- **What is needed**: Using the records provided below, locate and copy each line that contains the word "Carducci".

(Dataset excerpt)
========================================

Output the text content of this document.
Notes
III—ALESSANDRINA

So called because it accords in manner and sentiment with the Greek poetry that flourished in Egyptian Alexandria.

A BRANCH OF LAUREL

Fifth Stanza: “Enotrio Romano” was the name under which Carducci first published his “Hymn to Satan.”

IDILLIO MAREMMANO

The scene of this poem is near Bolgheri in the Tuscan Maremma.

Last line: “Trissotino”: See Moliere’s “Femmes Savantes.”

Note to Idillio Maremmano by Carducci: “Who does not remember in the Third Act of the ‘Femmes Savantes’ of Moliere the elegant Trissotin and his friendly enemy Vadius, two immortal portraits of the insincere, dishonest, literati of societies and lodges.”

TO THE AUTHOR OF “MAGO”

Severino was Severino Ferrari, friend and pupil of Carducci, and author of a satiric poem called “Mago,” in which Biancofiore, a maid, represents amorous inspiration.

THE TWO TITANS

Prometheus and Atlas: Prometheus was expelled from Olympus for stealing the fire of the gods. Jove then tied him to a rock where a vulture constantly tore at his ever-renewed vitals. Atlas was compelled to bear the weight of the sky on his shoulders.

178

========================================

- **The response**:
Fifth Stanza: “Enotrio Romano” was the name under which Carducci first published his “Hymn to Satan.”
Note to Idillio Maremmano by Carducci: “Who does not remember in the Third Act of the ‘Femmes Savantes’ of Moliere the elegant Trissotin and his friendly enemy Vadius, two immortal portraits of the insincere, dishonest, literati of societies and lodges.”
Severino was Severino Ferrari, friend and pupil of Carducci, and author of a satiric poem called “Mago,” in which Biancofiore, a maid, represents amorous inspiration.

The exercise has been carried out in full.